» Data rows
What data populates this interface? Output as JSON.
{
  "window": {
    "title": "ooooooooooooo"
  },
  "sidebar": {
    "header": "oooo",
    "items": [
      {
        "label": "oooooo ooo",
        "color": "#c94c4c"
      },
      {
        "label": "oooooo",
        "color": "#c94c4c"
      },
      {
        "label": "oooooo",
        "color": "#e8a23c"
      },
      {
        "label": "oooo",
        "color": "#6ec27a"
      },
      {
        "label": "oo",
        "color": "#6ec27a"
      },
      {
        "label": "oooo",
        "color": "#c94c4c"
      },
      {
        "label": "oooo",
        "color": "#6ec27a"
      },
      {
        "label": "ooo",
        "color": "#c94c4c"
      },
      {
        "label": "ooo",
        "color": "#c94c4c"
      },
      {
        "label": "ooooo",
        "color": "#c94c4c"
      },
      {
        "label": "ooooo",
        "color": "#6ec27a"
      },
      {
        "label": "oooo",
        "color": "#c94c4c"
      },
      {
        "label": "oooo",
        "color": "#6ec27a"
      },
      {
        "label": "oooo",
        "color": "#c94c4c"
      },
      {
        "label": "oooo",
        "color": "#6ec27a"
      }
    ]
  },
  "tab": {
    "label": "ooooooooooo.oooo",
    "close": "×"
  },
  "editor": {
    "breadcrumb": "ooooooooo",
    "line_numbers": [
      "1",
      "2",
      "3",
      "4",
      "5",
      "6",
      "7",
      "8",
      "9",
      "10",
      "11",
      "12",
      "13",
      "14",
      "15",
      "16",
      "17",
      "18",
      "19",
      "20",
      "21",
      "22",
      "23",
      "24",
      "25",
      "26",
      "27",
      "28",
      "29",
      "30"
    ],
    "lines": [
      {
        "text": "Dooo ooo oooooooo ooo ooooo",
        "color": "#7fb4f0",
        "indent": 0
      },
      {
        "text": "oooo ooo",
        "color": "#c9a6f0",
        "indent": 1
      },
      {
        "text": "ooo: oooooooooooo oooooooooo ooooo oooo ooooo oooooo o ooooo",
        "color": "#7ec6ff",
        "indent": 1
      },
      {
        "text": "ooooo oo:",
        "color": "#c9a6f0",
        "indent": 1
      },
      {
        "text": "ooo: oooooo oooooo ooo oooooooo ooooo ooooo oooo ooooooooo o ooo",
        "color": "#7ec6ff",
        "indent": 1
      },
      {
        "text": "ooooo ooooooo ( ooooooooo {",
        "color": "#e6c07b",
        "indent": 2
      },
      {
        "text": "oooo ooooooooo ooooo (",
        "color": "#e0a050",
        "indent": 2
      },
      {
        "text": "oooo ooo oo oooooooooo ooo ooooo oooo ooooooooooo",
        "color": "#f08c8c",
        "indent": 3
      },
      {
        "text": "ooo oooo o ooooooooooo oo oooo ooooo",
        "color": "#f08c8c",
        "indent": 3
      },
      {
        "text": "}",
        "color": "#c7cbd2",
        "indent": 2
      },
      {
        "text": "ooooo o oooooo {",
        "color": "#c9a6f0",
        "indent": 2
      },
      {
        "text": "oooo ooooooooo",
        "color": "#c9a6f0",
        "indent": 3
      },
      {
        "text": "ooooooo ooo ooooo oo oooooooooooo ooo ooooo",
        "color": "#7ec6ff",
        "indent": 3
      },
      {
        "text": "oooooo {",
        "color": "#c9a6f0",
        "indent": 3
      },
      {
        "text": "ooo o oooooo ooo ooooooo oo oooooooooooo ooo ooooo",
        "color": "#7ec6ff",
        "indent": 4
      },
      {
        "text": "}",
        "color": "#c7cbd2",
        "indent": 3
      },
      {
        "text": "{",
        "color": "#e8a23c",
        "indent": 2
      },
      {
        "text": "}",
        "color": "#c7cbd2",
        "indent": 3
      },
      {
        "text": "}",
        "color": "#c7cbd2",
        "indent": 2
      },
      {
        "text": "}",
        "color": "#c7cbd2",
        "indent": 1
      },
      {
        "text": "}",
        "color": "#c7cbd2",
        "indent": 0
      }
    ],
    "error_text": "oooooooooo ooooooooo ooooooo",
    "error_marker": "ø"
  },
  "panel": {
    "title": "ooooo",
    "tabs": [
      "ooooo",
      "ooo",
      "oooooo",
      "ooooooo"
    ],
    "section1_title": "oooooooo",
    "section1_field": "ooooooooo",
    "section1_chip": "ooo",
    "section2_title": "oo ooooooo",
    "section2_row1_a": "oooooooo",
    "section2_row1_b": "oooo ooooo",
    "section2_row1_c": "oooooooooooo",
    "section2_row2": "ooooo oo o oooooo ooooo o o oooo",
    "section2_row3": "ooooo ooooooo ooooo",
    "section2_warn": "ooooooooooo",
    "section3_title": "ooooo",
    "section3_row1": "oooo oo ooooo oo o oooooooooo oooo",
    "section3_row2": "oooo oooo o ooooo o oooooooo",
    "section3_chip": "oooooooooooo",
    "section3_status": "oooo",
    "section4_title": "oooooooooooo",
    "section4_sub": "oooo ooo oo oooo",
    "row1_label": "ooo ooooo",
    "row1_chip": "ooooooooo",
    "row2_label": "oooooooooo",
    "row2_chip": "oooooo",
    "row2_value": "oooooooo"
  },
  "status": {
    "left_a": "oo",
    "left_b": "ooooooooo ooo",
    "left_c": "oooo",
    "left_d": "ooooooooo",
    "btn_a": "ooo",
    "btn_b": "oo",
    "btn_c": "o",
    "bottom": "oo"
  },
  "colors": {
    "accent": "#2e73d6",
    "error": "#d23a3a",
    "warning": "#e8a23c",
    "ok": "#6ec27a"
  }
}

» Exercise brief
Return the whole listing exactly.

» Task answer
What data populates this interface? Output as JSON.
{
  "window": {
    "title": "ooooooooooooo"
  },
  "sidebar": {
    "header": "oooo",
    "items": [
      {
        "label": "oooooo ooo",
        "color": "#c94c4c"
      },
      {
        "label": "oooooo",
        "color": "#c94c4c"
      },
      {
        "label": "oooooo",
        "color": "#e8a23c"
      },
      {
        "label": "oooo",
        "color": "#6ec27a"
      },
      {
        "label": "oo",
        "color": "#6ec27a"
      },
      {
        "label": "oooo",
        "color": "#c94c4c"
      },
      {
        "label": "oooo",
        "color": "#6ec27a"
      },
      {
        "label": "ooo",
        "color": "#c94c4c"
      },
      {
        "label": "ooo",
        "color": "#c94c4c"
      },
      {
        "label": "ooooo",
        "color": "#c94c4c"
      },
      {
        "label": "ooooo",
        "color": "#6ec27a"
      },
      {
        "label": "oooo",
        "color": "#c94c4c"
      },
      {
        "label": "oooo",
        "color": "#6ec27a"
      },
      {
        "label": "oooo",
        "color": "#c94c4c"
      },
      {
        "label": "oooo",
        "color": "#6ec27a"
      }
    ]
  },
  "tab": {
    "label": "ooooooooooo.oooo",
    "close": "×"
  },
  "editor": {
    "breadcrumb": "ooooooooo",
    "line_numbers": [
      "1",
      "2",
      "3",
      "4",
      "5",
      "6",
      "7",
      "8",
      "9",
      "10",
      "11",
      "12",
      "13",
      "14",
      "15",
      "16",
      "17",
      "18",
      "19",
      "20",
      "21",
      "22",
      "23",
      "24",
      "25",
      "26",
      "27",
      "28",
      "29",
      "30"
    ],
    "lines": [
      {
        "text": "Dooo ooo oooooooo ooo ooooo",
        "color": "#7fb4f0",
        "indent": 0
      },
      {
        "text": "oooo ooo",
        "color": "#c9a6f0",
        "indent": 1
      },
      {
        "text": "ooo: oooooooooooo oooooooooo ooooo oooo ooooo oooooo o ooooo",
        "color": "#7ec6ff",
        "indent": 1
      },
      {
        "text": "ooooo oo:",
        "color": "#c9a6f0",
        "indent": 1
      },
      {
        "text": "ooo: oooooo oooooo ooo oooooooo ooooo ooooo oooo ooooooooo o ooo",
        "color": "#7ec6ff",
        "indent": 1
      },
      {
        "text": "ooooo ooooooo ( ooooooooo {",
        "color": "#e6c07b",
        "indent": 2
      },
      {
        "text": "oooo ooooooooo ooooo (",
        "color": "#e0a050",
        "indent": 2
      },
      {
        "text": "oooo ooo oo oooooooooo ooo ooooo oooo ooooooooooo",
        "color": "#f08c8c",
        "indent": 3
      },
      {
        "text": "ooo oooo o ooooooooooo oo oooo ooooo",
        "color": "#f08c8c",
        "indent": 3
      },
      {
        "text": "}",
        "color": "#c7cbd2",
        "indent": 2
      },
      {
        "text": "ooooo o oooooo {",
        "color": "#c9a6f0",
        "indent": 2
      },
      {
        "text": "oooo ooooooooo",
        "color": "#c9a6f0",
        "indent": 3
      },
      {
        "text": "ooooooo ooo ooooo oo oooooooooooo ooo ooooo",
        "color": "#7ec6ff",
        "indent": 3
      },
      {
        "text": "oooooo {",
        "color": "#c9a6f0",
        "indent": 3
      },
      {
        "text": "ooo o oooooo ooo ooooooo oo oooooooooooo ooo ooooo",
        "color": "#7ec6ff",
        "indent": 4
      },
      {
        "text": "}",
        "color": "#c7cbd2",
        "indent": 3
      },
      {
        "text": "{",
        "color": "#e8a23c",
        "indent": 2
      },
      {
        "text": "}",
        "color": "#c7cbd2",
        "indent": 3
      },
      {
        "text": "}",
        "color": "#c7cbd2",
        "indent": 2
      },
      {
        "text": "}",
        "color": "#c7cbd2",
        "indent": 1
      },
      {
        "text": "}",
        "color": "#c7cbd2",
        "indent": 0
      }
    ],
    "error_text": "oooooooooo ooooooooo ooooooo",
    "error_marker": "ø"
  },
  "panel": {
    "title": "ooooo",
    "tabs": [
      "ooooo",
      "ooo",
      "oooooo",
      "ooooooo"
    ],
    "section1_title": "oooooooo",
    "section1_field": "ooooooooo",
    "section1_chip": "ooo",
    "section2_title": "oo ooooooo",
    "section2_row1_a": "oooooooo",
    "section2_row1_b": "oooo ooooo",
    "section2_row1_c": "oooooooooooo",
    "section2_row2": "ooooo oo o oooooo ooooo o o oooo",
    "section2_row3": "ooooo ooooooo ooooo",
    "section2_warn": "ooooooooooo",
    "section3_title": "ooooo",
    "section3_row1": "oooo oo ooooo oo o oooooooooo oooo",
    "section3_row2": "oooo oooo o ooooo o oooooooo",
    "section3_chip": "oooooooooooo",
    "section3_status": "oooo",
    "section4_title": "oooooooooooo",
    "section4_sub": "oooo ooo oo oooo",
    "row1_label": "ooo ooooo",
    "row1_chip": "ooooooooo",
    "row2_label": "oooooooooo",
    "row2_chip": "oooooo",
    "row2_value": "oooooooo"
  },
  "status": {
    "left_a": "oo",
    "left_b": "ooooooooo ooo",
    "left_c": "oooo",
    "left_d": "ooooooooo",
    "btn_a": "ooo",
    "btn_b": "oo",
    "btn_c": "o",
    "bottom": "oo"
  },
  "colors": {
    "accent": "#2e73d6",
    "error": "#d23a3a",
    "warning": "#e8a23c",
    "ok": "#6ec27a"
  }
}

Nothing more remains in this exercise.